▸ **GOAL**: Reproduce the data verbatim, starting at its first line and ending at the line that contains "256, 554, 272]", with that line included.

▸ **PROVIDED RECORDS**:

⁂

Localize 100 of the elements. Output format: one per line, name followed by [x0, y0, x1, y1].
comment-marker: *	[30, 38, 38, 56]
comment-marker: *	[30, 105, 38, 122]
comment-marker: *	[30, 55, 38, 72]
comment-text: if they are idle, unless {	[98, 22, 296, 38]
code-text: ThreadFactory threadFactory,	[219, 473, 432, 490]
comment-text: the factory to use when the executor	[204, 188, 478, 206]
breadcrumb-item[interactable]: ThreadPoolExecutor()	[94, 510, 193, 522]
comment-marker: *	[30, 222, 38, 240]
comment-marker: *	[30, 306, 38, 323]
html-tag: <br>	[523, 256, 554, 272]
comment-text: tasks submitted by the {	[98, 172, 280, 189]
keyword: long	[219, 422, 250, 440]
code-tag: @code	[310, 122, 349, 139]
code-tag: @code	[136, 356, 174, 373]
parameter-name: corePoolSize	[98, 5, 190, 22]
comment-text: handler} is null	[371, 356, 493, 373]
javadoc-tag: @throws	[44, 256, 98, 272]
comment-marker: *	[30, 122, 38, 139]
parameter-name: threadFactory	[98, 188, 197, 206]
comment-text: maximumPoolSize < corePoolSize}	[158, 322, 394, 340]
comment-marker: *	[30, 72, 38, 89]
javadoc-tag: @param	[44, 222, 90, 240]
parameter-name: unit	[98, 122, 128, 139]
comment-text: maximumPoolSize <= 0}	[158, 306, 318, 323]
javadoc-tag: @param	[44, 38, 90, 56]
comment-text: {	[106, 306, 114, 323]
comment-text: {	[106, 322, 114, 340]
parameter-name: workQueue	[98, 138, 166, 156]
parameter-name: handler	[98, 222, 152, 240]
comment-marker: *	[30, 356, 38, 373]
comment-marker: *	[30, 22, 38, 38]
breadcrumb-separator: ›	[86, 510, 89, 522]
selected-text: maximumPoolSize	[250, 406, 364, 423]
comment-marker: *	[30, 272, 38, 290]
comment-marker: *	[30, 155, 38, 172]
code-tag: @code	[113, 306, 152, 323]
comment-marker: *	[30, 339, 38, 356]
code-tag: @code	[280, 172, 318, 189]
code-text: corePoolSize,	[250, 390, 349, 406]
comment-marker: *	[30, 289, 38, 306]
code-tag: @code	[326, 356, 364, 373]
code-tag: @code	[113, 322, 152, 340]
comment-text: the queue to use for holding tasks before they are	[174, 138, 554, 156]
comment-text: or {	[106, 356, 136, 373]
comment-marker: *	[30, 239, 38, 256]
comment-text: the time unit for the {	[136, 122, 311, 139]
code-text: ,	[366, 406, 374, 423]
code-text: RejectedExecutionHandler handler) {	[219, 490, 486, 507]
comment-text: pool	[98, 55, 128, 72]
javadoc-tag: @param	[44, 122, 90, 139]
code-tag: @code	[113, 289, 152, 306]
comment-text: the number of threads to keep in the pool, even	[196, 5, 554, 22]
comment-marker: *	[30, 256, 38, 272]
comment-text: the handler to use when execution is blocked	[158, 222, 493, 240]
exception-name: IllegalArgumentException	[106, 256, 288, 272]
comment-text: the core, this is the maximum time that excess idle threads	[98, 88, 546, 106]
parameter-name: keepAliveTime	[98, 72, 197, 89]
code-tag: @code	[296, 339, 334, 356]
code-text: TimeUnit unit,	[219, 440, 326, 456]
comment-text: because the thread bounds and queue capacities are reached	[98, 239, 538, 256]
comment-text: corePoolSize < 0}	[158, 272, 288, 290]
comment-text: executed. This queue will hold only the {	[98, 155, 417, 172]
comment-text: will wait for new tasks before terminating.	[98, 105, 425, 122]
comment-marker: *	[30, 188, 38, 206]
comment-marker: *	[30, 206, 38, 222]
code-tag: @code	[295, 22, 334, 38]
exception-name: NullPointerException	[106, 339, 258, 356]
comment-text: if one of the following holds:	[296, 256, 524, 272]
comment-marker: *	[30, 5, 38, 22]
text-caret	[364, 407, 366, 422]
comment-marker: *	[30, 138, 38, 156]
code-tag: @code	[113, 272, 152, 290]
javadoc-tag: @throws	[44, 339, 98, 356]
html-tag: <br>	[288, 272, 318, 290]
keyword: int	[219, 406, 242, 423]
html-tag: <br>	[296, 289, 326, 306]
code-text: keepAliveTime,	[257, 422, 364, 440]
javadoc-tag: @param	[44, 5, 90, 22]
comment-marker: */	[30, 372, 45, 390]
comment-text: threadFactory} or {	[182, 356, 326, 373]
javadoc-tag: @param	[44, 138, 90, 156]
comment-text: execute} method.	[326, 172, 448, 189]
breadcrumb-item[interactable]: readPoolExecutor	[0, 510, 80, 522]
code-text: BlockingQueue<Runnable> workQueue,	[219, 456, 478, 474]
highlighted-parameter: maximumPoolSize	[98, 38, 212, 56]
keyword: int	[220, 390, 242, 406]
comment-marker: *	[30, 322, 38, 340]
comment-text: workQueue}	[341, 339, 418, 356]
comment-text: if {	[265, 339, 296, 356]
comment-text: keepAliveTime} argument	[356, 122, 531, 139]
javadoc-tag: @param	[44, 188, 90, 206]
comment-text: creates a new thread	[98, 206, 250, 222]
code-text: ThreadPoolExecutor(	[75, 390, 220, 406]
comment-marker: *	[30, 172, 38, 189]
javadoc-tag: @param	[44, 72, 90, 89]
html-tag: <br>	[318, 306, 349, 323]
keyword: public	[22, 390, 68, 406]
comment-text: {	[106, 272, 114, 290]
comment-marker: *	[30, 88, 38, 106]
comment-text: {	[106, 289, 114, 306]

⁂

▸ **RESPONSE**:
Localize 100 of the elements. Output format: one per line, name followed by [x0, y0, x1, y1].
comment-marker: *	[30, 38, 38, 56]
comment-marker: *	[30, 105, 38, 122]
comment-marker: *	[30, 55, 38, 72]
comment-text: if they are idle, unless {	[98, 22, 296, 38]
code-text: ThreadFactory threadFactory,	[219, 473, 432, 490]
comment-text: the factory to use when the executor	[204, 188, 478, 206]
breadcrumb-item[interactable]: ThreadPoolExecutor()	[94, 510, 193, 522]
comment-marker: *	[30, 222, 38, 240]
comment-marker: *	[30, 306, 38, 323]
html-tag: <br>	[523, 256, 554, 272]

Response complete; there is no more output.